**Task directions**: Pull out each line of the rows below that contains the string "Shadow". Match case exactly.

**Information supplied**:
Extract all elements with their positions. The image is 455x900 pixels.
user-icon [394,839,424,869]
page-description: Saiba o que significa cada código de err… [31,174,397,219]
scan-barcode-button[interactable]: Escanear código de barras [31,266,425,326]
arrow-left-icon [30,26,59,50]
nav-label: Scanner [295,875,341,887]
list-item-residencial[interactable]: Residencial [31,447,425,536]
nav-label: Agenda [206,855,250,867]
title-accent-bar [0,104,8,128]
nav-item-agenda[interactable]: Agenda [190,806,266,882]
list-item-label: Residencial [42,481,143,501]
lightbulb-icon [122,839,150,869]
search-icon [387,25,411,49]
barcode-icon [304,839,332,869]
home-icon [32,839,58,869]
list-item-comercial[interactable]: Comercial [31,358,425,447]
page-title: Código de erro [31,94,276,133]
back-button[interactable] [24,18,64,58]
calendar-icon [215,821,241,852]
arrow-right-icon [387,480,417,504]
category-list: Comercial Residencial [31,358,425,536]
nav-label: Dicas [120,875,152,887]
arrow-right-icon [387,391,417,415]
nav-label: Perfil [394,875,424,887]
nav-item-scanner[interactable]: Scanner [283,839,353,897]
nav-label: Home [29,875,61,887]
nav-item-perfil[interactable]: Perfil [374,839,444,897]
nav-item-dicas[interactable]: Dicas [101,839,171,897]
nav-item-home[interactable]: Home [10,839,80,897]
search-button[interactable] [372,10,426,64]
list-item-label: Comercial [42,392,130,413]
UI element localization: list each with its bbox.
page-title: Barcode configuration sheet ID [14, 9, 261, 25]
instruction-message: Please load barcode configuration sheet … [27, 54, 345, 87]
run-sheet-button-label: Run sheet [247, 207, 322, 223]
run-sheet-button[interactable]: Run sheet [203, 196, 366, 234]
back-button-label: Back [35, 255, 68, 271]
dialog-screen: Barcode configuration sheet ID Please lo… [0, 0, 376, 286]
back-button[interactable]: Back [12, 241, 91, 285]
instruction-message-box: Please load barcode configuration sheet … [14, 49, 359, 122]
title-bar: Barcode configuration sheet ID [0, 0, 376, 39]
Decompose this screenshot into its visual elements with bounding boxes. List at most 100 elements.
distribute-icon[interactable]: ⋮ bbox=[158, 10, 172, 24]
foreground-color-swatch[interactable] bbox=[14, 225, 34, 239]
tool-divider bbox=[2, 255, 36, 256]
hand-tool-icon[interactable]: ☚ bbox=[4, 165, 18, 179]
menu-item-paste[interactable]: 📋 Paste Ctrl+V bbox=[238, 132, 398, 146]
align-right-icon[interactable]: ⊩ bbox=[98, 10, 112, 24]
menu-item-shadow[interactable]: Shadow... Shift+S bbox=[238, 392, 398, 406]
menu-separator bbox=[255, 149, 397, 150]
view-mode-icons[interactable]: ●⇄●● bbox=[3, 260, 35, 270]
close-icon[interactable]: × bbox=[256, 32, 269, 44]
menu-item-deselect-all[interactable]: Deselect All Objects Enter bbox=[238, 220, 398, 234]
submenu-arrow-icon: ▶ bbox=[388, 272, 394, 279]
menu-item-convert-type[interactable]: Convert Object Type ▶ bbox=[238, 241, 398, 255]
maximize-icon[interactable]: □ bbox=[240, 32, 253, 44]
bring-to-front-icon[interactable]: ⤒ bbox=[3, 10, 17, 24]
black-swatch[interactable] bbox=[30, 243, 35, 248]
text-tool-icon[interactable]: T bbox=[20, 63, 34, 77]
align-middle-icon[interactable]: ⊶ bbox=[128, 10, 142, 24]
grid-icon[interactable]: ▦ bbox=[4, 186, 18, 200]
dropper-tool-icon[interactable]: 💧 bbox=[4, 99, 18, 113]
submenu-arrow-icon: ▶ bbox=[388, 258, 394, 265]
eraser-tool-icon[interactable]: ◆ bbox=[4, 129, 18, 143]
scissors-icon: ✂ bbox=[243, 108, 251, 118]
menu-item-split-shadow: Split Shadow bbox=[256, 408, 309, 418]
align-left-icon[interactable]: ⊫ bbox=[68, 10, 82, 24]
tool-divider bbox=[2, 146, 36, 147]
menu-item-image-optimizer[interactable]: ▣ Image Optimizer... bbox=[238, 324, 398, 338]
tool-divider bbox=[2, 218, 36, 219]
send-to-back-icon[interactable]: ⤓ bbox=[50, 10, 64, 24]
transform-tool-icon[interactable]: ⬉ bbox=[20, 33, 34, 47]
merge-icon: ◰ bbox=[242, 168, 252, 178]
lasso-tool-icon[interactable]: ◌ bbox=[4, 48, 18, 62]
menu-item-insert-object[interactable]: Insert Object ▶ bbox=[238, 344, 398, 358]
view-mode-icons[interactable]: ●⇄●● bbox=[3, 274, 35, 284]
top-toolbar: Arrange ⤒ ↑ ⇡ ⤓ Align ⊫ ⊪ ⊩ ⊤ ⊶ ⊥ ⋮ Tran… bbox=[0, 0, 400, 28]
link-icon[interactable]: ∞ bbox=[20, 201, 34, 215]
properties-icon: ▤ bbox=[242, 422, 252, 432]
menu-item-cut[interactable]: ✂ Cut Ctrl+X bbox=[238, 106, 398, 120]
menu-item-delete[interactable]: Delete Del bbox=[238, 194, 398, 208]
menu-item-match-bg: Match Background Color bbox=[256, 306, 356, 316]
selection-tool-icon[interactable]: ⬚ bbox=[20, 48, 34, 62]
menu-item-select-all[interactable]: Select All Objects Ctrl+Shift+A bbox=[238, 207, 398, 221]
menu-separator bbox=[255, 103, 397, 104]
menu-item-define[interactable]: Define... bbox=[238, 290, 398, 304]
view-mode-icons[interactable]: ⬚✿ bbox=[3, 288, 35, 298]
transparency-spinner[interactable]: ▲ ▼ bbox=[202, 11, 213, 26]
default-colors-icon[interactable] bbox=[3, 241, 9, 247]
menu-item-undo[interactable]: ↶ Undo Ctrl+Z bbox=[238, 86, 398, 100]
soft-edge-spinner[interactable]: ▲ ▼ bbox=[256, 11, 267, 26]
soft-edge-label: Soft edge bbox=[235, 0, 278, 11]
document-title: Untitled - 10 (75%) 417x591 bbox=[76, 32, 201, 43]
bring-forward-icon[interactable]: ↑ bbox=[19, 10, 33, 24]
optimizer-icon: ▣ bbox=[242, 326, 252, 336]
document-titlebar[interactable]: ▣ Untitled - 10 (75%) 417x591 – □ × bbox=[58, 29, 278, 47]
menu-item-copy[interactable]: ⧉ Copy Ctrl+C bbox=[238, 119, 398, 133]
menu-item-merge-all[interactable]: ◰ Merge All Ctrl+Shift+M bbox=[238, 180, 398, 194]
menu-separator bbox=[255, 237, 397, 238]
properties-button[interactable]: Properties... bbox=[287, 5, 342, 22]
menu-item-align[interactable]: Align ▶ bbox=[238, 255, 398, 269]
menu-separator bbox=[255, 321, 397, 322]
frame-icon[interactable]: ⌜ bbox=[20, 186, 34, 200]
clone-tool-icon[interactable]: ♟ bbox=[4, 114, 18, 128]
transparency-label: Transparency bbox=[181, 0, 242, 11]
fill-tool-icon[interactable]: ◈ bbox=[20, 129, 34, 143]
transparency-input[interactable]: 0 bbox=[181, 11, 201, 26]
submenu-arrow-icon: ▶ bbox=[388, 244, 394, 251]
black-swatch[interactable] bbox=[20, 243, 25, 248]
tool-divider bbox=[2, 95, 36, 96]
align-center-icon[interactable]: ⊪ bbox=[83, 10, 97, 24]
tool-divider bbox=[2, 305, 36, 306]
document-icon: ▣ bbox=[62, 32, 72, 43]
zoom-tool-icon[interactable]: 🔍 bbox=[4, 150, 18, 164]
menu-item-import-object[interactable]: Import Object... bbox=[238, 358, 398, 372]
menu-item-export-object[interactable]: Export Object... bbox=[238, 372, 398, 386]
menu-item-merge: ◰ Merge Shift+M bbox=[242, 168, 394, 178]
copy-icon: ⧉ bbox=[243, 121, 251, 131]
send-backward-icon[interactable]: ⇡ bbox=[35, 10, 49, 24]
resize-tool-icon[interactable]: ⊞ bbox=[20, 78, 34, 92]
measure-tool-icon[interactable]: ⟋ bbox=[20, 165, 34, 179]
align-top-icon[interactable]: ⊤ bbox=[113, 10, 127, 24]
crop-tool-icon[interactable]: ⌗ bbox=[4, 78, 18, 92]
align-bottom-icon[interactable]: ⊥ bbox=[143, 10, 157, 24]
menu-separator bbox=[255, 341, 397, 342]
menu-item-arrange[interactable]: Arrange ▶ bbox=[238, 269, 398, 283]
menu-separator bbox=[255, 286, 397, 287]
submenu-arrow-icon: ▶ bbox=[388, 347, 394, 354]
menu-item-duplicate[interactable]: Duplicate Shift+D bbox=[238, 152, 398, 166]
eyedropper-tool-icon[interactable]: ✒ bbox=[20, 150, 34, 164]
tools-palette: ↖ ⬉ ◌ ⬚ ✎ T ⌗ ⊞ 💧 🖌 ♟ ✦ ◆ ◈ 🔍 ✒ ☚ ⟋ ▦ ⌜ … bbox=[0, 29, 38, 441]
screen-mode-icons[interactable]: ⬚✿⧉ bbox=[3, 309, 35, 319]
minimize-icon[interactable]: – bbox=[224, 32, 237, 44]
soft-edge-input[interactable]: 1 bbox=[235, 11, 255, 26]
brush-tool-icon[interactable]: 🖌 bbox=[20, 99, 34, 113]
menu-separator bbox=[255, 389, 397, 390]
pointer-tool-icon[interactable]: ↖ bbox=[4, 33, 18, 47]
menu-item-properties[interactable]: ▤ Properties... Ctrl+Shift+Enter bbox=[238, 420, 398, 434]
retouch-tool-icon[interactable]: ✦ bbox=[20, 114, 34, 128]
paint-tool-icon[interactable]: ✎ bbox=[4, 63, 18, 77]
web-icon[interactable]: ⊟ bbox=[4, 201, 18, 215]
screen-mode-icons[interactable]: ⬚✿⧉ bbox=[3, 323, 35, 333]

**The completed task**:
menu-item-shadow[interactable]: Shadow... Shift+S bbox=[238, 392, 398, 406]
menu-item-split-shadow: Split Shadow bbox=[256, 408, 309, 418]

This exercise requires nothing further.